Dataset items
________________________________________
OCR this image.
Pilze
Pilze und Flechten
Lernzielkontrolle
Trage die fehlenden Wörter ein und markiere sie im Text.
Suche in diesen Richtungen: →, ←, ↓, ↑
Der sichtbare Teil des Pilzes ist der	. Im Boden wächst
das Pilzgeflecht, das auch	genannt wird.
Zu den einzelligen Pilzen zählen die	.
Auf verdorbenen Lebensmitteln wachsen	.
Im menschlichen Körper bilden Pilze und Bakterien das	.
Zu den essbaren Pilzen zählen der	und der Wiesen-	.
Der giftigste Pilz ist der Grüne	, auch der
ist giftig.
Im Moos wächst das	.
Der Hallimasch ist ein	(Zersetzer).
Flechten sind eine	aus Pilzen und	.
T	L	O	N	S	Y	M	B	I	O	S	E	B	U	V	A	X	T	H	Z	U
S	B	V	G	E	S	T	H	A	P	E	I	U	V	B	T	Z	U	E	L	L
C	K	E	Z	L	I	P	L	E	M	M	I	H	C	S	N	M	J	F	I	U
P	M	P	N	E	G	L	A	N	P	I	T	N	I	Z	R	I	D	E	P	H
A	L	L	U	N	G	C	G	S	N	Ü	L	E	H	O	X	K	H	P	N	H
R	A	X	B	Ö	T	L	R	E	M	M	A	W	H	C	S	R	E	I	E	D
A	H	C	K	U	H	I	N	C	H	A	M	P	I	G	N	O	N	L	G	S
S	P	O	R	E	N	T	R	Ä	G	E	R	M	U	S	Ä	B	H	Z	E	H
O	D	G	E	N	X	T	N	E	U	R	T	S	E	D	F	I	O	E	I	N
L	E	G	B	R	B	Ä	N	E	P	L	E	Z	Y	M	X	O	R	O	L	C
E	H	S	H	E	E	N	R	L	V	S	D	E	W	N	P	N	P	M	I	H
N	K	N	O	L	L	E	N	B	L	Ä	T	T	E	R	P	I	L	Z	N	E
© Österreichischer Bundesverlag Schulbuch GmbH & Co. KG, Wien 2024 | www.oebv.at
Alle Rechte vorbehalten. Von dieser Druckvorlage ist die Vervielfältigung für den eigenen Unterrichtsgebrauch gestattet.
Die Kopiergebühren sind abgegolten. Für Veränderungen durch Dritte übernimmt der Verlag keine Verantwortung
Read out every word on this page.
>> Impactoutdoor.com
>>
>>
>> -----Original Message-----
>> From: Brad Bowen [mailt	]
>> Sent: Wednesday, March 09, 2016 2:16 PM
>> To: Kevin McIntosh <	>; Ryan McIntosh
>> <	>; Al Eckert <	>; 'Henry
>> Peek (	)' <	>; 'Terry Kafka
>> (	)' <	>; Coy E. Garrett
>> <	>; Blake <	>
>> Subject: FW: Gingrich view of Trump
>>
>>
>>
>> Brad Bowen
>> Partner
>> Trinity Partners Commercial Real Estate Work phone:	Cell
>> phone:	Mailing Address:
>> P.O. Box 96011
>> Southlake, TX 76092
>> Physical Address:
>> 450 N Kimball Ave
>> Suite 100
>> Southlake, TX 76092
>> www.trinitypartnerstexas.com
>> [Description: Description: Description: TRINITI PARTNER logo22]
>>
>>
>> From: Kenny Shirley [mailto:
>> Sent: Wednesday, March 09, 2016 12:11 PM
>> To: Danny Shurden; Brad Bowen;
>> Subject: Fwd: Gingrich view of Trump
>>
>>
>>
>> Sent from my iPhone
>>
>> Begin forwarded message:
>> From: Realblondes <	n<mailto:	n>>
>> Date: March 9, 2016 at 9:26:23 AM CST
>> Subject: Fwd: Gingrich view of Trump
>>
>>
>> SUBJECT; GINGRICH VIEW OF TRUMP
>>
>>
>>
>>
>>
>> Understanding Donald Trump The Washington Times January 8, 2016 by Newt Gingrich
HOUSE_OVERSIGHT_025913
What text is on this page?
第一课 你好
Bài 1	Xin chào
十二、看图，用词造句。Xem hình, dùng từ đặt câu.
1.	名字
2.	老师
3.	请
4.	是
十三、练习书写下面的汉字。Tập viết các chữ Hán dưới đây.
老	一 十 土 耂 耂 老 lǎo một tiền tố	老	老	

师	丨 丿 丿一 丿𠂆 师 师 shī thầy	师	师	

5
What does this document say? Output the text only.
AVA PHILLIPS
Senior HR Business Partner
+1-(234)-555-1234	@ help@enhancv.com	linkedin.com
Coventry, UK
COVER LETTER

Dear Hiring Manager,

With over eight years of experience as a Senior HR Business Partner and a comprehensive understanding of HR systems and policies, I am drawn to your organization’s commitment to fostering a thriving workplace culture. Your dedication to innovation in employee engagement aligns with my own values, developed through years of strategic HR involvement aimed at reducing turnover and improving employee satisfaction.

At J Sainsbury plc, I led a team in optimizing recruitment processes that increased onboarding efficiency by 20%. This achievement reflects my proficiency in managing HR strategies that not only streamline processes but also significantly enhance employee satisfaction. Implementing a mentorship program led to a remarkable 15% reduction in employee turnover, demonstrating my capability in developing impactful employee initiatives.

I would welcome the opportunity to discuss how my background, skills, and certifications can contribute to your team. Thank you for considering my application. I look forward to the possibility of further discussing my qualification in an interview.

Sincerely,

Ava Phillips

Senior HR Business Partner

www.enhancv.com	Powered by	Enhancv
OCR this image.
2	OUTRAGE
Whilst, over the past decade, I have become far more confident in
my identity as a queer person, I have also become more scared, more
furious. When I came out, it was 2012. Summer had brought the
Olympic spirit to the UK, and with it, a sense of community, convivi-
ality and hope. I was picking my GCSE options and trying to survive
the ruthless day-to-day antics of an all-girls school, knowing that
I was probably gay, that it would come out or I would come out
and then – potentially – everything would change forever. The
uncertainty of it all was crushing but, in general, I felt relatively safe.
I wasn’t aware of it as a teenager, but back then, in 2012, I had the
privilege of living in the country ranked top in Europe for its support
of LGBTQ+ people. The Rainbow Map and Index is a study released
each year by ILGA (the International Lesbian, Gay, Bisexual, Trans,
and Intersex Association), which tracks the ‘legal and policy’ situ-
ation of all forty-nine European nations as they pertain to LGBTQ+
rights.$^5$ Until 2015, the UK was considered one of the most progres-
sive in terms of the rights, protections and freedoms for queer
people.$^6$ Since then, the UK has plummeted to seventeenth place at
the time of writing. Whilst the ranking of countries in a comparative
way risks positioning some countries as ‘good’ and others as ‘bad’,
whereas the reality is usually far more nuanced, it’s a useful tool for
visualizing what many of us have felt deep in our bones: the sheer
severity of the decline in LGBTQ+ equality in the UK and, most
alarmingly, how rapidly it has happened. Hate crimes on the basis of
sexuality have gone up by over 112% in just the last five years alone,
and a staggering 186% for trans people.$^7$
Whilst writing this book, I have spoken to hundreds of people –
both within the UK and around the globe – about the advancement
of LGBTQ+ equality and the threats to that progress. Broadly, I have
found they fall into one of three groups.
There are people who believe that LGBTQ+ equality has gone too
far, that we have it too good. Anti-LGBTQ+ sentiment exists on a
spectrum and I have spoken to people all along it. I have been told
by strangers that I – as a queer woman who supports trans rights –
________________________________________
• _Exercise details_:
All of the entries must be written out exactly as they stand.

• _Exercise answer_:
OCR this image.
Pilze
Pilze und Flechten
Lernzielkontrolle
Trage die fehlenden Wörter ein und markiere sie im Text.
Suche in diesen Richtungen: →, ←, ↓, ↑
Der sichtbare Teil des Pilzes ist der	. Im Boden wächst
das Pilzgeflecht, das auch	genannt wird.
Zu den einzelligen Pilzen zählen die	.
Auf verdorbenen Lebensmitteln wachsen	.
Im menschlichen Körper bilden Pilze und Bakterien das	.
Zu den essbaren Pilzen zählen der	und der Wiesen-	.
Der giftigste Pilz ist der Grüne	, auch der
ist giftig.
Im Moos wächst das	.
Der Hallimasch ist ein	(Zersetzer).
Flechten sind eine	aus Pilzen und	.
T	L	O	N	S	Y	M	B	I	O	S	E	B	U	V	A	X	T	H	Z	U
S	B	V	G	E	S	T	H	A	P	E	I	U	V	B	T	Z	U	E	L	L
C	K	E	Z	L	I	P	L	E	M	M	I	H	C	S	N	M	J	F	I	U
P	M	P	N	E	G	L	A	N	P	I	T	N	I	Z	R	I	D	E	P	H
A	L	L	U	N	G	C	G	S	N	Ü	L	E	H	O	X	K	H	P	N	H
R	A	X	B	Ö	T	L	R	E	M	M	A	W	H	C	S	R	E	I	E	D
A	H	C	K	U	H	I	N	C	H	A	M	P	I	G	N	O	N	L	G	S
S	P	O	R	E	N	T	R	Ä	G	E	R	M	U	S	Ä	B	H	Z	E	H
O	D	G	E	N	X	T	N	E	U	R	T	S	E	D	F	I	O	E	I	N
L	E	G	B	R	B	Ä	N	E	P	L	E	Z	Y	M	X	O	R	O	L	C
E	H	S	H	E	E	N	R	L	V	S	D	E	W	N	P	N	P	M	I	H
N	K	N	O	L	L	E	N	B	L	Ä	T	T	E	R	P	I	L	Z	N	E
© Österreichischer Bundesverlag Schulbuch GmbH & Co. KG, Wien 2024 | www.oebv.at
Alle Rechte vorbehalten. Von dieser Druckvorlage ist die Vervielfältigung für den eigenen Unterrichtsgebrauch gestattet.
Die Kopiergebühren sind abgegolten. Für Veränderungen durch Dritte übernimmt der Verlag keine Verantwortung
Read out every word on this page.
>> Impactoutdoor.com
>>
>>
>> -----Original Message-----
>> From: Brad Bowen [mailt	]
>> Sent: Wednesday, March 09, 2016 2:16 PM
>> To: Kevin McIntosh <	>; Ryan McIntosh
>> <	>; Al Eckert <	>; 'Henry
>> Peek (	)' <	>; 'Terry Kafka
>> (	)' <	>; Coy E. Garrett
>> <	>; Blake <	>
>> Subject: FW: Gingrich view of Trump
>>
>>
>>
>> Brad Bowen
>> Partner
>> Trinity Partners Commercial Real Estate Work phone:	Cell
>> phone:	Mailing Address:
>> P.O. Box 96011
>> Southlake, TX 76092
>> Physical Address:
>> 450 N Kimball Ave
>> Suite 100
>> Southlake, TX 76092
>> www.trinitypartnerstexas.com
>> [Description: Description: Description: TRINITI PARTNER logo22]
>>
>>
>> From: Kenny Shirley [mailto:
>> Sent: Wednesday, March 09, 2016 12:11 PM
>> To: Danny Shurden; Brad Bowen;
>> Subject: Fwd: Gingrich view of Trump
>>
>>
>>
>> Sent from my iPhone
>>
>> Begin forwarded message:
>> From: Realblondes <	n<mailto:	n>>
>> Date: March 9, 2016 at 9:26:23 AM CST
>> Subject: Fwd: Gingrich view of Trump
>>
>>
>> SUBJECT; GINGRICH VIEW OF TRUMP
>>
>>
>>
>>
>>
>> Understanding Donald Trump The Washington Times January 8, 2016 by Newt Gingrich
HOUSE_OVERSIGHT_025913
What text is on this page?
第一课 你好
Bài 1	Xin chào
十二、看图，用词造句。Xem hình, dùng từ đặt câu.
1.	名字
2.	老师
3.	请
4.	是
十三、练习书写下面的汉字。Tập viết các chữ Hán dưới đây.
老	一 十 土 耂 耂 老 lǎo một tiền tố	老	老	

师	丨 丿 丿一 丿𠂆 师 师 shī thầy	师	师	

5
What does this document say? Output the text only.
AVA PHILLIPS
Senior HR Business Partner
+1-(234)-555-1234	@ help@enhancv.com	linkedin.com
Coventry, UK
COVER LETTER

Dear Hiring Manager,

With over eight years of experience as a Senior HR Business Partner and a comprehensive understanding of HR systems and policies, I am drawn to your organization’s commitment to fostering a thriving workplace culture. Your dedication to innovation in employee engagement aligns with my own values, developed through years of strategic HR involvement aimed at reducing turnover and improving employee satisfaction.

At J Sainsbury plc, I led a team in optimizing recruitment processes that increased onboarding efficiency by 20%. This achievement reflects my proficiency in managing HR strategies that not only streamline processes but also significantly enhance employee satisfaction. Implementing a mentorship program led to a remarkable 15% reduction in employee turnover, demonstrating my capability in developing impactful employee initiatives.

I would welcome the opportunity to discuss how my background, skills, and certifications can contribute to your team. Thank you for considering my application. I look forward to the possibility of further discussing my qualification in an interview.

Sincerely,

Ava Phillips

Senior HR Business Partner

www.enhancv.com	Powered by	Enhancv
OCR this image.
2	OUTRAGE
Whilst, over the past decade, I have become far more confident in
my identity as a queer person, I have also become more scared, more
furious. When I came out, it was 2012. Summer had brought the
Olympic spirit to the UK, and with it, a sense of community, convivi-
ality and hope. I was picking my GCSE options and trying to survive
the ruthless day-to-day antics of an all-girls school, knowing that
I was probably gay, that it would come out or I would come out
and then – potentially – everything would change forever. The
uncertainty of it all was crushing but, in general, I felt relatively safe.
I wasn’t aware of it as a teenager, but back then, in 2012, I had the
privilege of living in the country ranked top in Europe for its support
of LGBTQ+ people. The Rainbow Map and Index is a study released
each year by ILGA (the International Lesbian, Gay, Bisexual, Trans,
and Intersex Association), which tracks the ‘legal and policy’ situ-
ation of all forty-nine European nations as they pertain to LGBTQ+
rights.$^5$ Until 2015, the UK was considered one of the most progres-
sive in terms of the rights, protections and freedoms for queer
people.$^6$ Since then, the UK has plummeted to seventeenth place at
the time of writing. Whilst the ranking of countries in a comparative
way risks positioning some countries as ‘good’ and others as ‘bad’,
whereas the reality is usually far more nuanced, it’s a useful tool for
visualizing what many of us have felt deep in our bones: the sheer
severity of the decline in LGBTQ+ equality in the UK and, most
alarmingly, how rapidly it has happened. Hate crimes on the basis of
sexuality have gone up by over 112% in just the last five years alone,
and a staggering 186% for trans people.$^7$
Whilst writing this book, I have spoken to hundreds of people –
both within the UK and around the globe – about the advancement
of LGBTQ+ equality and the threats to that progress. Broadly, I have
found they fall into one of three groups.
There are people who believe that LGBTQ+ equality has gone too
far, that we have it too good. Anti-LGBTQ+ sentiment exists on a
spectrum and I have spoken to people all along it. I have been told
by strangers that I – as a queer woman who supports trans rights –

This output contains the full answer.